(Data items)

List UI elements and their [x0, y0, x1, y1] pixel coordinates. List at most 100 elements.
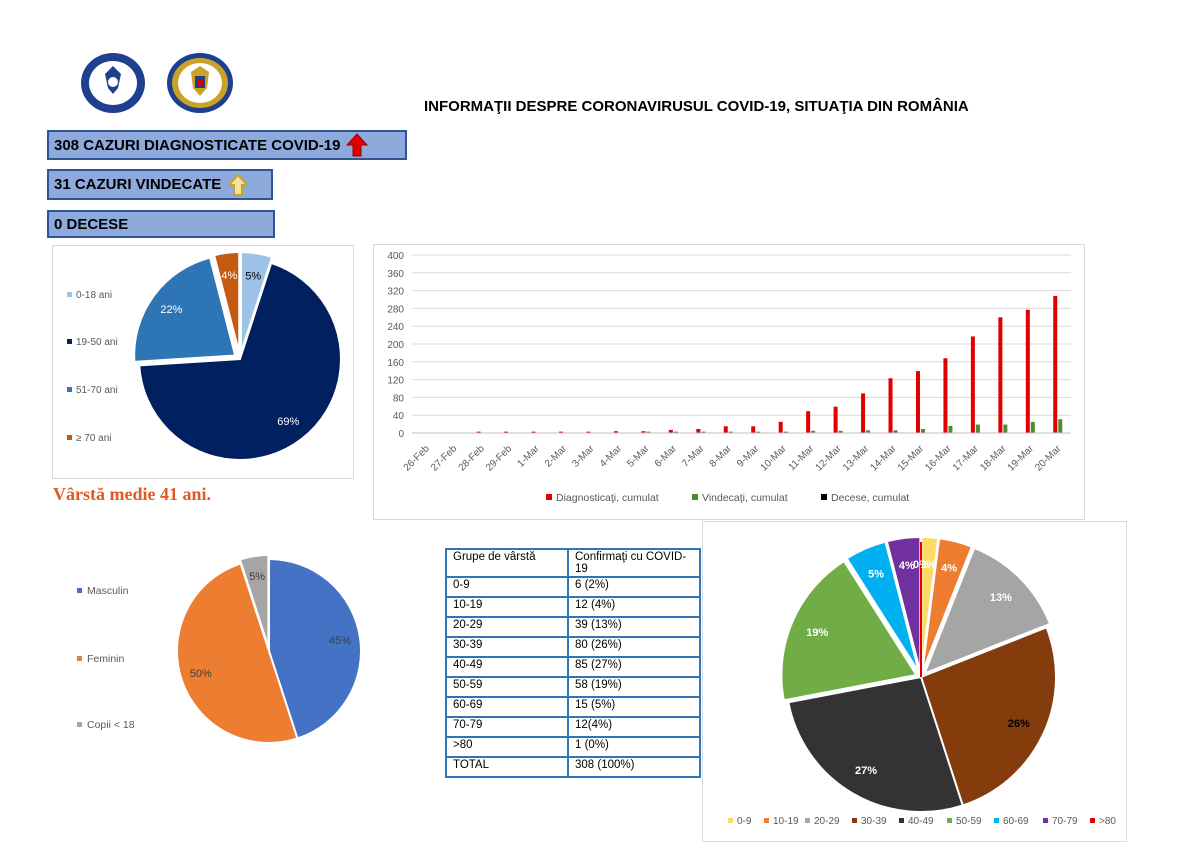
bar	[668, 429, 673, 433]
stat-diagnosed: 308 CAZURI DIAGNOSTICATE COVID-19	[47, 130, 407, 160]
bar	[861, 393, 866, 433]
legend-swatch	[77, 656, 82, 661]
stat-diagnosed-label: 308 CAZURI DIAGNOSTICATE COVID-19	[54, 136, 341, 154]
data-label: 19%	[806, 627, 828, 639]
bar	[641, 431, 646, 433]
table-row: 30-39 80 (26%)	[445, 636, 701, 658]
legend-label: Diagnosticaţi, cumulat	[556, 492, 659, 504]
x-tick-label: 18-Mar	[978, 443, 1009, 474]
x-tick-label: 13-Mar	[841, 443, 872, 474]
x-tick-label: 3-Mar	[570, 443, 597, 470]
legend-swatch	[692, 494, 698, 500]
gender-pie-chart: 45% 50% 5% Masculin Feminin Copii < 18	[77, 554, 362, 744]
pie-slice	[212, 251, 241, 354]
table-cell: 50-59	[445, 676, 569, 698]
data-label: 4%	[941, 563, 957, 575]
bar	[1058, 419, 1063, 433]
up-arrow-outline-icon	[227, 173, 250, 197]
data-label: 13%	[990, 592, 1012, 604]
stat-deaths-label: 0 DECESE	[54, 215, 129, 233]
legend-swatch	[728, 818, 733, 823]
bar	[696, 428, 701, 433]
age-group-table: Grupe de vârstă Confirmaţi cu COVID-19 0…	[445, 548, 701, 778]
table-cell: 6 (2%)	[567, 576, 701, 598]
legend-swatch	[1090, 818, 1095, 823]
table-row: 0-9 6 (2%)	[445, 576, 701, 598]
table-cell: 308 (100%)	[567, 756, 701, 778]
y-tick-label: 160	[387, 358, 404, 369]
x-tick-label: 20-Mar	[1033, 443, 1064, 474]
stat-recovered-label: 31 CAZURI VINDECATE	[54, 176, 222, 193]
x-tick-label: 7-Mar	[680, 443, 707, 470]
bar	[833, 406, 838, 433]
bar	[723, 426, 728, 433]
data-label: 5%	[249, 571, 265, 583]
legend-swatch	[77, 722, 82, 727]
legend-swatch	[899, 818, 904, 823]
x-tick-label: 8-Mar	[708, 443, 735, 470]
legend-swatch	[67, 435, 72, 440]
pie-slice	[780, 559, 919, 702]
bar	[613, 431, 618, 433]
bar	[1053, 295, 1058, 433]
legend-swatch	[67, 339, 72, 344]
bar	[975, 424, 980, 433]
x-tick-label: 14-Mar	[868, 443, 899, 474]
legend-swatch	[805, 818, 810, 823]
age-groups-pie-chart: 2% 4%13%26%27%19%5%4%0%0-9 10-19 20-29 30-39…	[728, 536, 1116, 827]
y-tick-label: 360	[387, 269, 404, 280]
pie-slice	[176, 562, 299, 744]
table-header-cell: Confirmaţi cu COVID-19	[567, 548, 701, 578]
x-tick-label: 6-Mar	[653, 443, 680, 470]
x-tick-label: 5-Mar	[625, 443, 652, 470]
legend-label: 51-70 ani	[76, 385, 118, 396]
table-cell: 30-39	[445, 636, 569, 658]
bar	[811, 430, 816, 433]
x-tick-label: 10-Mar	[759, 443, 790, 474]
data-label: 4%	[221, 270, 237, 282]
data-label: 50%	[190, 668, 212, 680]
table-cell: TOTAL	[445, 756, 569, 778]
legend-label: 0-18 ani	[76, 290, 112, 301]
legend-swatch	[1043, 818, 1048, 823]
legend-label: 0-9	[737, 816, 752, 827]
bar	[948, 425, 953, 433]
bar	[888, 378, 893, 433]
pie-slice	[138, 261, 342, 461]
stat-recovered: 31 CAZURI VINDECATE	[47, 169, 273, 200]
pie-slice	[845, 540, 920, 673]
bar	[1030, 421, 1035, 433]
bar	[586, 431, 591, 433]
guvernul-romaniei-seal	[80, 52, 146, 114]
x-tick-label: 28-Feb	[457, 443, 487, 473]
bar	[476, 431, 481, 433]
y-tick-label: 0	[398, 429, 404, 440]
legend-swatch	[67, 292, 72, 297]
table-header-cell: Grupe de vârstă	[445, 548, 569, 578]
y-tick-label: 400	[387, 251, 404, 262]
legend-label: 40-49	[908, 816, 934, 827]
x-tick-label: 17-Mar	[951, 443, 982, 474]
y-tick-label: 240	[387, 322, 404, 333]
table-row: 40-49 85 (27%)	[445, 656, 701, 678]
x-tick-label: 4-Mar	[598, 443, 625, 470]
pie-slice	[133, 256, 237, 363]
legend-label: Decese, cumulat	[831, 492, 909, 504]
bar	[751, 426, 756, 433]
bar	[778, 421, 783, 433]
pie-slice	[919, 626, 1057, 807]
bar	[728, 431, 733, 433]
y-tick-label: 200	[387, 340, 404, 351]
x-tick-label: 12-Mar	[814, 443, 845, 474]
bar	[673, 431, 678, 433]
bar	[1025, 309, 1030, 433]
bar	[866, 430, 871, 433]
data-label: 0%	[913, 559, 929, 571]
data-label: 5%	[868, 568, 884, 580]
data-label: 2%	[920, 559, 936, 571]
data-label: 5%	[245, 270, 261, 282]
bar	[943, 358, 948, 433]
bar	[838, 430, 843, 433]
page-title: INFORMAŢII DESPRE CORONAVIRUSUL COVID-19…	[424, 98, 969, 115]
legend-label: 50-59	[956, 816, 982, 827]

[TASK PROMPT]:
Keep the pictures out and write out the records exactly.

[RESPONSE TO THE TASK]:
List UI elements and their [x0, y0, x1, y1] pixel coordinates. List at most 100 elements.
bar	[668, 429, 673, 433]
stat-diagnosed: 308 CAZURI DIAGNOSTICATE COVID-19	[47, 130, 407, 160]
bar	[861, 393, 866, 433]
legend-swatch	[77, 656, 82, 661]
stat-diagnosed-label: 308 CAZURI DIAGNOSTICATE COVID-19	[54, 136, 341, 154]
data-label: 19%	[806, 627, 828, 639]
bar	[641, 431, 646, 433]
table-row: 30-39 80 (26%)	[445, 636, 701, 658]
legend-label: Diagnosticaţi, cumulat	[556, 492, 659, 504]
x-tick-label: 18-Mar	[978, 443, 1009, 474]
x-tick-label: 13-Mar	[841, 443, 872, 474]
x-tick-label: 3-Mar	[570, 443, 597, 470]
legend-swatch	[692, 494, 698, 500]
gender-pie-chart: 45% 50% 5% Masculin Feminin Copii < 18	[77, 554, 362, 744]
pie-slice	[212, 251, 241, 354]
table-cell: 50-59	[445, 676, 569, 698]
data-label: 4%	[941, 563, 957, 575]
bar	[1058, 419, 1063, 433]
up-arrow-outline-icon	[227, 173, 250, 197]
data-label: 13%	[990, 592, 1012, 604]
stat-deaths-label: 0 DECESE	[54, 215, 129, 233]
legend-swatch	[728, 818, 733, 823]
bar	[696, 428, 701, 433]
age-group-table: Grupe de vârstă Confirmaţi cu COVID-19 0…	[445, 548, 701, 778]
table-cell: 6 (2%)	[567, 576, 701, 598]
legend-swatch	[1090, 818, 1095, 823]
table-row: 0-9 6 (2%)	[445, 576, 701, 598]
table-cell: 308 (100%)	[567, 756, 701, 778]
y-tick-label: 160	[387, 358, 404, 369]
x-tick-label: 20-Mar	[1033, 443, 1064, 474]
stat-recovered-label: 31 CAZURI VINDECATE	[54, 176, 222, 193]
x-tick-label: 7-Mar	[680, 443, 707, 470]
bar	[833, 406, 838, 433]
bar	[723, 426, 728, 433]
data-label: 5%	[249, 571, 265, 583]
legend-swatch	[77, 722, 82, 727]
legend-swatch	[899, 818, 904, 823]
x-tick-label: 8-Mar	[708, 443, 735, 470]
legend-swatch	[67, 435, 72, 440]
pie-slice	[780, 559, 919, 702]
bar	[613, 431, 618, 433]
bar	[1053, 295, 1058, 433]
legend-swatch	[67, 339, 72, 344]
bar	[975, 424, 980, 433]
x-tick-label: 14-Mar	[868, 443, 899, 474]
legend-swatch	[805, 818, 810, 823]
age-groups-pie-chart: 2% 4%13%26%27%19%5%4%0%0-9 10-19 20-29 30-39…	[728, 536, 1116, 827]
y-tick-label: 360	[387, 269, 404, 280]
pie-slice	[176, 562, 299, 744]
table-header-cell: Confirmaţi cu COVID-19	[567, 548, 701, 578]
x-tick-label: 6-Mar	[653, 443, 680, 470]
x-tick-label: 5-Mar	[625, 443, 652, 470]
legend-label: 51-70 ani	[76, 385, 118, 396]
table-cell: 30-39	[445, 636, 569, 658]
bar	[811, 430, 816, 433]
x-tick-label: 10-Mar	[759, 443, 790, 474]
data-label: 4%	[221, 270, 237, 282]
data-label: 50%	[190, 668, 212, 680]
table-cell: TOTAL	[445, 756, 569, 778]
legend-label: 0-18 ani	[76, 290, 112, 301]
legend-swatch	[1043, 818, 1048, 823]
legend-label: 0-9	[737, 816, 752, 827]
bar	[948, 425, 953, 433]
bar	[888, 378, 893, 433]
pie-slice	[138, 261, 342, 461]
stat-recovered: 31 CAZURI VINDECATE	[47, 169, 273, 200]
pie-slice	[845, 540, 920, 673]
bar	[1030, 421, 1035, 433]
bar	[586, 431, 591, 433]
guvernul-romaniei-seal	[80, 52, 146, 114]
x-tick-label: 28-Feb	[457, 443, 487, 473]
bar	[476, 431, 481, 433]
y-tick-label: 0	[398, 429, 404, 440]
legend-swatch	[67, 292, 72, 297]
table-header-cell: Grupe de vârstă	[445, 548, 569, 578]
y-tick-label: 400	[387, 251, 404, 262]
legend-label: 40-49	[908, 816, 934, 827]
x-tick-label: 17-Mar	[951, 443, 982, 474]
y-tick-label: 240	[387, 322, 404, 333]
table-row: 40-49 85 (27%)	[445, 656, 701, 678]
x-tick-label: 4-Mar	[598, 443, 625, 470]
pie-slice	[133, 256, 237, 363]
legend-label: Decese, cumulat	[831, 492, 909, 504]
bar	[751, 426, 756, 433]
bar	[778, 421, 783, 433]
pie-slice	[919, 626, 1057, 807]
bar	[728, 431, 733, 433]
y-tick-label: 200	[387, 340, 404, 351]
x-tick-label: 12-Mar	[814, 443, 845, 474]
bar	[673, 431, 678, 433]
bar	[1025, 309, 1030, 433]
bar	[866, 430, 871, 433]
data-label: 0%	[913, 559, 929, 571]
data-label: 5%	[868, 568, 884, 580]
data-label: 2%	[920, 559, 936, 571]
data-label: 5%	[245, 270, 261, 282]
bar	[943, 358, 948, 433]
bar	[838, 430, 843, 433]
page-title: INFORMAŢII DESPRE CORONAVIRUSUL COVID-19…	[424, 98, 969, 115]
legend-label: 50-59	[956, 816, 982, 827]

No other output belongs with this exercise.